Starting at the line that holds "Type out the text in this image.", quote every line through the end of the records, both boundary lines included. Omit the pictures.

[Stored data entries]
# # #
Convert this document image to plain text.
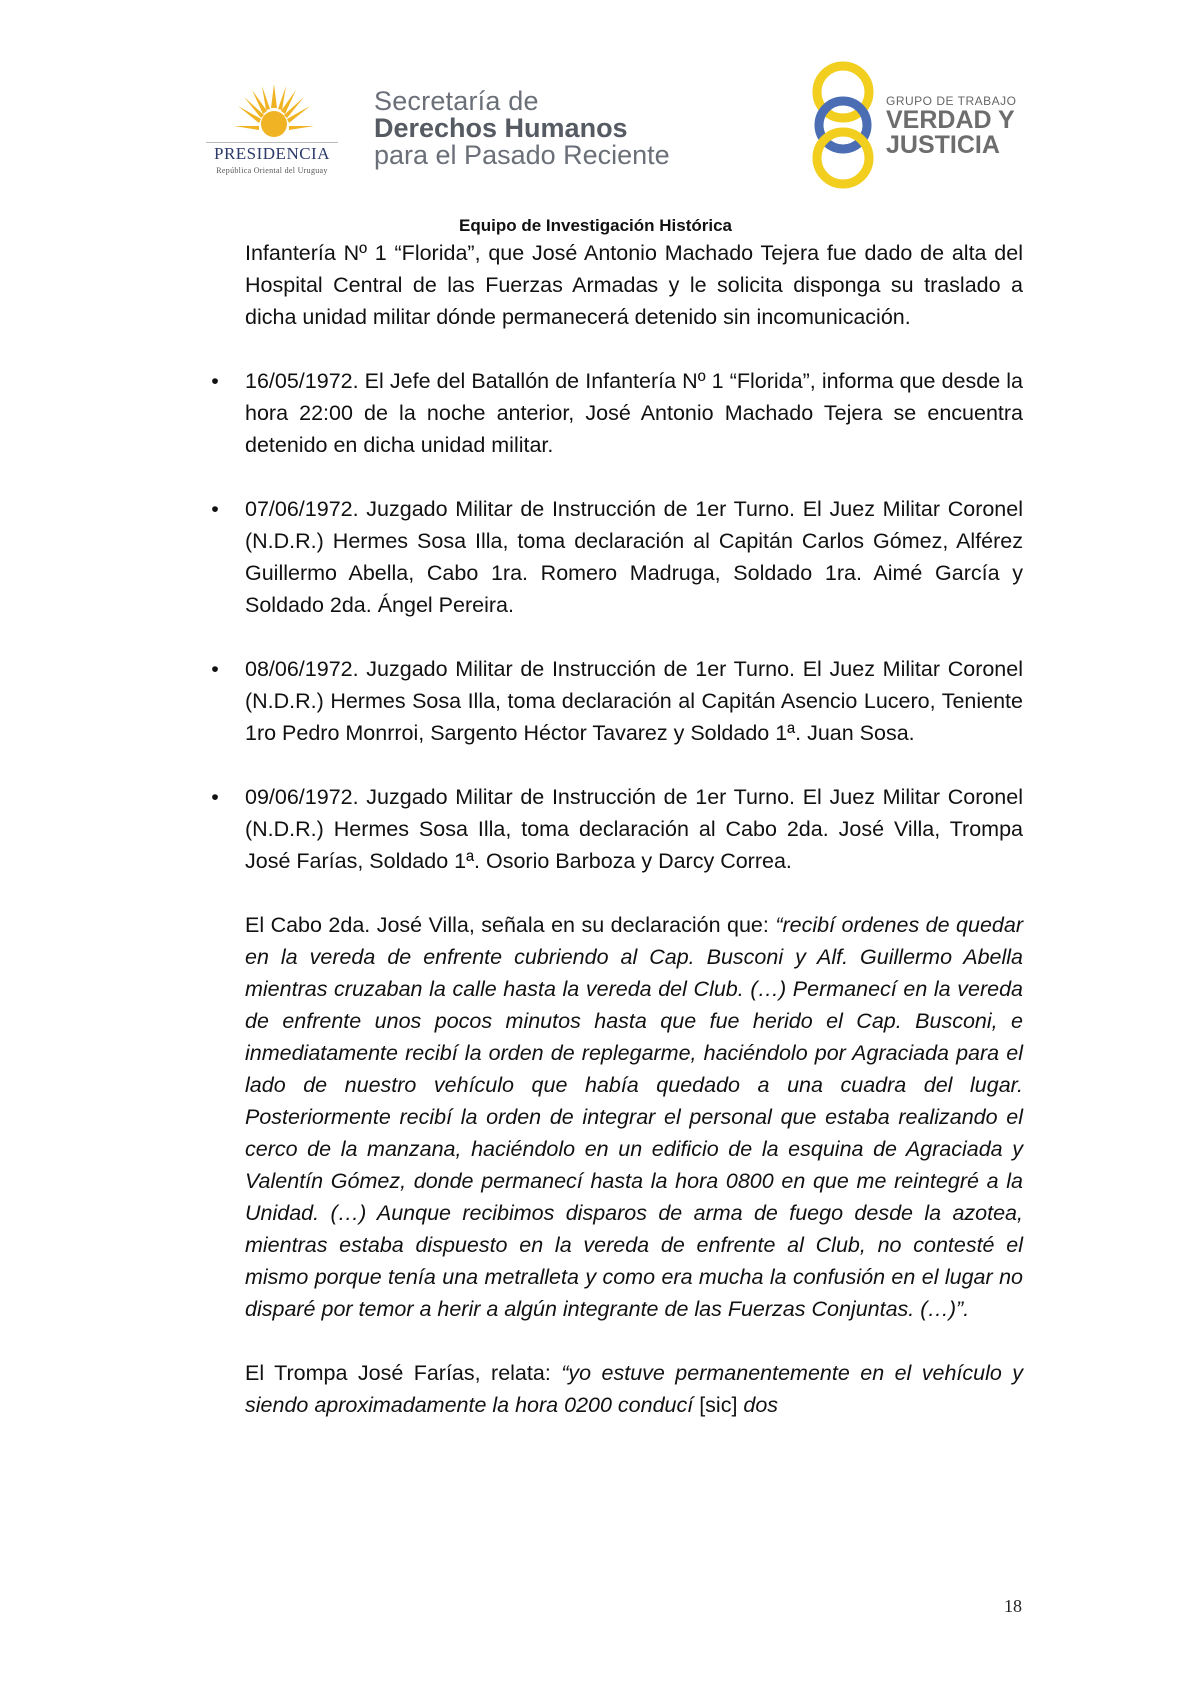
PRESIDENCIA
República Oriental del Uruguay
Secretaría de
Derechos Humanos
para el Pasado Reciente
GRUPO DE TRABAJO
VERDAD Y
JUSTICIA
Equipo de Investigación Histórica

Infantería Nº 1 “Florida”, que José Antonio Machado Tejera fue dado de alta del Hospital Central de las Fuerzas Armadas y le solicita disponga su traslado a dicha unidad militar dónde permanecerá detenido sin incomunicación.

• 16/05/1972. El Jefe del Batallón de Infantería Nº 1 “Florida”, informa que desde la hora 22:00 de la noche anterior, José Antonio Machado Tejera se encuentra detenido en dicha unidad militar.

• 07/06/1972. Juzgado Militar de Instrucción de 1er Turno. El Juez Militar Coronel (N.D.R.) Hermes Sosa Illa, toma declaración al Capitán Carlos Gómez, Alférez Guillermo Abella, Cabo 1ra. Romero Madruga, Soldado 1ra. Aimé García y Soldado 2da. Ángel Pereira.

• 08/06/1972. Juzgado Militar de Instrucción de 1er Turno. El Juez Militar Coronel (N.D.R.) Hermes Sosa Illa, toma declaración al Capitán Asencio Lucero, Teniente 1ro Pedro Monrroi, Sargento Héctor Tavarez y Soldado 1ª. Juan Sosa.

• 09/06/1972. Juzgado Militar de Instrucción de 1er Turno. El Juez Militar Coronel (N.D.R.) Hermes Sosa Illa, toma declaración al Cabo 2da. José Villa, Trompa José Farías, Soldado 1ª. Osorio Barboza y Darcy Correa.

El Cabo 2da. José Villa, señala en su declaración que: “recibí ordenes de quedar en la vereda de enfrente cubriendo al Cap. Busconi y Alf. Guillermo Abella mientras cruzaban la calle hasta la vereda del Club. (…) Permanecí en la vereda de enfrente unos pocos minutos hasta que fue herido el Cap. Busconi, e inmediatamente recibí la orden de replegarme, haciéndolo por Agraciada para el lado de nuestro vehículo que había quedado a una cuadra del lugar. Posteriormente recibí la orden de integrar el personal que estaba realizando el cerco de la manzana, haciéndolo en un edificio de la esquina de Agraciada y Valentín Gómez, donde permanecí hasta la hora 0800 en que me reintegré a la Unidad. (…) Aunque recibimos disparos de arma de fuego desde la azotea, mientras estaba dispuesto en la vereda de enfrente al Club, no contesté el mismo porque tenía una metralleta y como era mucha la confusión en el lugar no disparé por temor a herir a algún integrante de las Fuerzas Conjuntas. (…)”.

El Trompa José Farías, relata: “yo estuve permanentemente en el vehículo y siendo aproximadamente la hora 0200 conducí [sic] dos

18
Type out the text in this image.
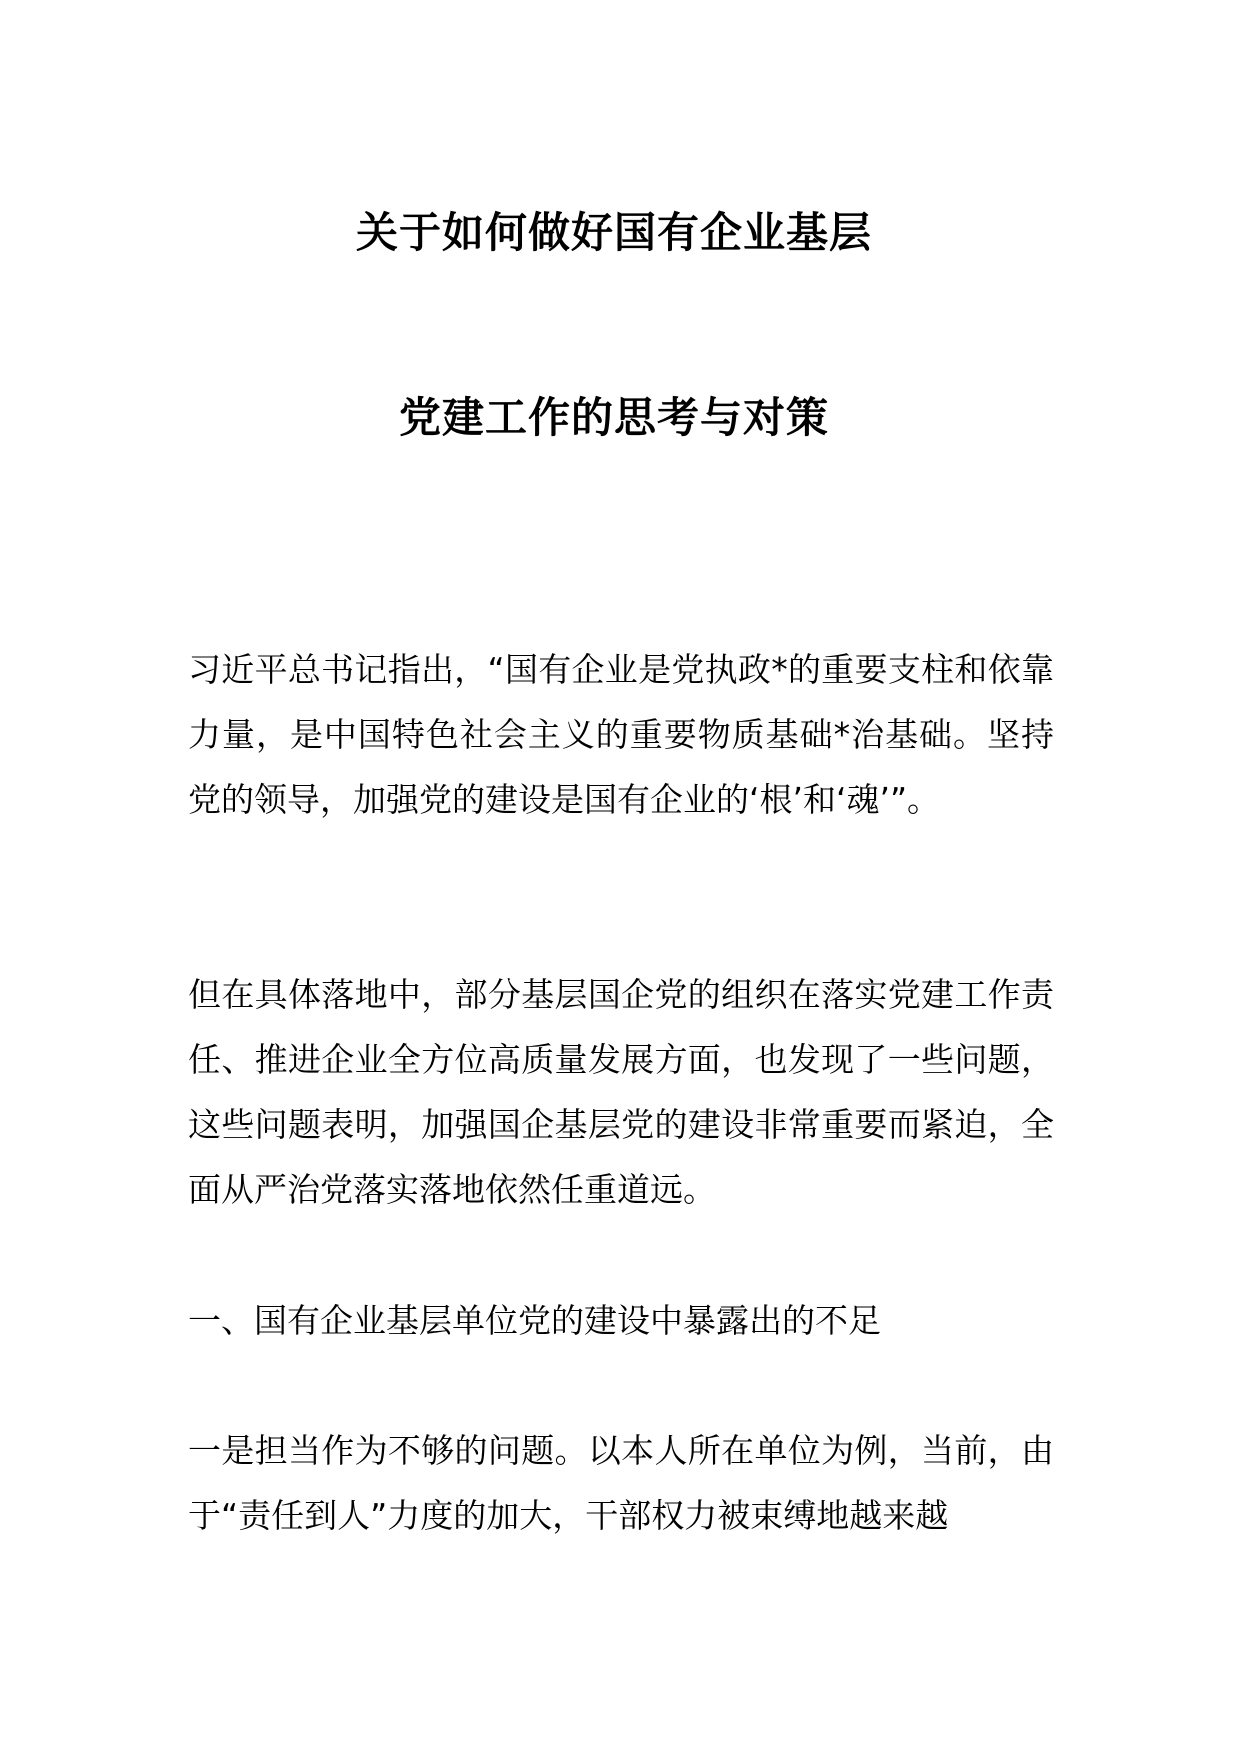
关于如何做好国有企业基层
党建工作的思考与对策

习近平总书记指出，“国有企业是党执政*的重要支柱和依靠力量，是中国特色社会主义的重要物质基础*治基础。坚持党的领导，加强党的建设是国有企业的‘根’和‘魂’”。

但在具体落地中，部分基层国企党的组织在落实党建工作责任、推进企业全方位高质量发展方面，也发现了一些问题，这些问题表明，加强国企基层党的建设非常重要而紧迫，全面从严治党落实落地依然任重道远。

一、国有企业基层单位党的建设中暴露出的不足

一是担当作为不够的问题。以本人所在单位为例，当前，由于“责任到人”力度的加大，干部权力被束缚地越来越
# # #
▶ Answer for this exercise
Type out the text in this image.
关于如何做好国有企业基层
党建工作的思考与对策

习近平总书记指出，“国有企业是党执政*的重要支柱和依靠力量，是中国特色社会主义的重要物质基础*治基础。坚持党的领导，加强党的建设是国有企业的‘根’和‘魂’”。

但在具体落地中，部分基层国企党的组织在落实党建工作责任、推进企业全方位高质量发展方面，也发现了一些问题，这些问题表明，加强国企基层党的建设非常重要而紧迫，全面从严治党落实落地依然任重道远。

一、国有企业基层单位党的建设中暴露出的不足

一是担当作为不够的问题。以本人所在单位为例，当前，由于“责任到人”力度的加大，干部权力被束缚地越来越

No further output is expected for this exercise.